Figure contents as structured data
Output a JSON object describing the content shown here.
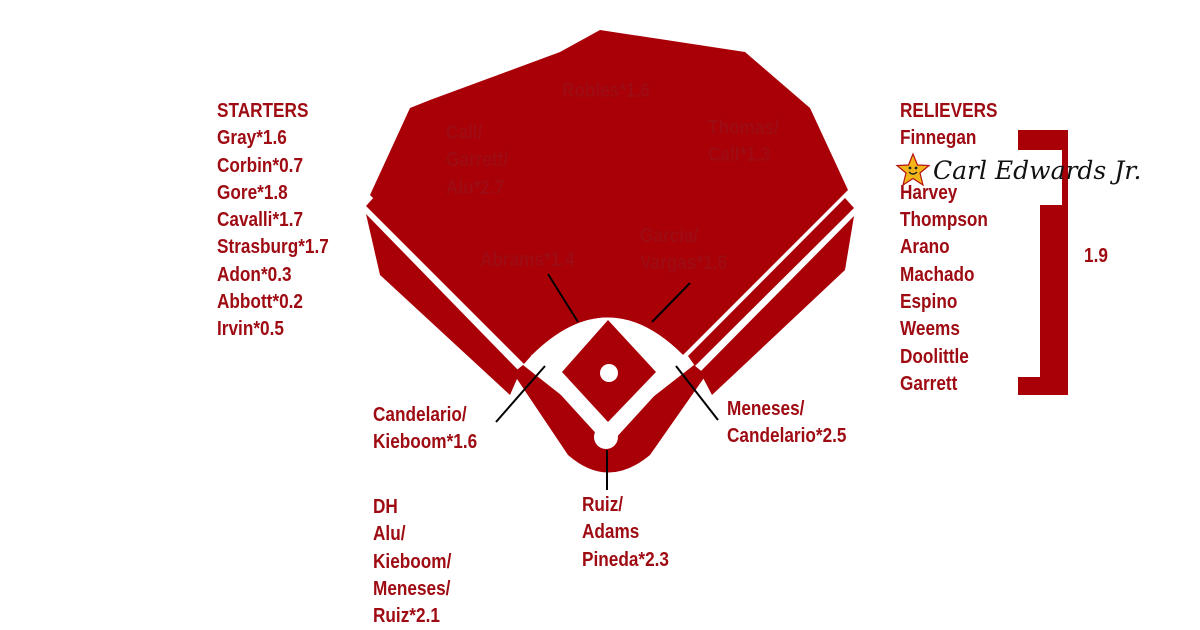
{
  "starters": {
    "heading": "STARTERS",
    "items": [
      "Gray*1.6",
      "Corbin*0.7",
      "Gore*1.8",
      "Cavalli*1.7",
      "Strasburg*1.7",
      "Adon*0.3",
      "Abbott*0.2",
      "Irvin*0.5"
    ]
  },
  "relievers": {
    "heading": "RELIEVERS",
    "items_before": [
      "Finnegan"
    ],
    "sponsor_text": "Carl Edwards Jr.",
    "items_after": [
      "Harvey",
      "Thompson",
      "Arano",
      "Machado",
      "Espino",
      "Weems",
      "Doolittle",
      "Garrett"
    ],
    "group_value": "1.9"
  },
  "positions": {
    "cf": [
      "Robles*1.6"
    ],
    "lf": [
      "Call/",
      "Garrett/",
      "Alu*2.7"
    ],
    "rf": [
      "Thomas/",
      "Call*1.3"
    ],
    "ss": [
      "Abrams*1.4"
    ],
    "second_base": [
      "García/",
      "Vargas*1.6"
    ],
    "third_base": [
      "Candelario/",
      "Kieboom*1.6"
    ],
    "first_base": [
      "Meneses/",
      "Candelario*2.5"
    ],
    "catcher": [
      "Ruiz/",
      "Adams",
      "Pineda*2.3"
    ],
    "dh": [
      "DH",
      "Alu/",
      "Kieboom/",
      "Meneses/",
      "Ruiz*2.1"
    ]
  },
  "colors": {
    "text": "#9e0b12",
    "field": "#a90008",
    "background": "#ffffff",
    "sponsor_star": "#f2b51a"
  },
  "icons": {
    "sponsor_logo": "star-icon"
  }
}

• [Short exercise] Repeat each entry precisely as it appears. Leave the pictures out.

• [Task solution]
Output a JSON object describing the content shown here.
{
  "starters": {
    "heading": "STARTERS",
    "items": [
      "Gray*1.6",
      "Corbin*0.7",
      "Gore*1.8",
      "Cavalli*1.7",
      "Strasburg*1.7",
      "Adon*0.3",
      "Abbott*0.2",
      "Irvin*0.5"
    ]
  },
  "relievers": {
    "heading": "RELIEVERS",
    "items_before": [
      "Finnegan"
    ],
    "sponsor_text": "Carl Edwards Jr.",
    "items_after": [
      "Harvey",
      "Thompson",
      "Arano",
      "Machado",
      "Espino",
      "Weems",
      "Doolittle",
      "Garrett"
    ],
    "group_value": "1.9"
  },
  "positions": {
    "cf": [
      "Robles*1.6"
    ],
    "lf": [
      "Call/",
      "Garrett/",
      "Alu*2.7"
    ],
    "rf": [
      "Thomas/",
      "Call*1.3"
    ],
    "ss": [
      "Abrams*1.4"
    ],
    "second_base": [
      "García/",
      "Vargas*1.6"
    ],
    "third_base": [
      "Candelario/",
      "Kieboom*1.6"
    ],
    "first_base": [
      "Meneses/",
      "Candelario*2.5"
    ],
    "catcher": [
      "Ruiz/",
      "Adams",
      "Pineda*2.3"
    ],
    "dh": [
      "DH",
      "Alu/",
      "Kieboom/",
      "Meneses/",
      "Ruiz*2.1"
    ]
  },
  "colors": {
    "text": "#9e0b12",
    "field": "#a90008",
    "background": "#ffffff",
    "sponsor_star": "#f2b51a"
  },
  "icons": {
    "sponsor_logo": "star-icon"
  }
}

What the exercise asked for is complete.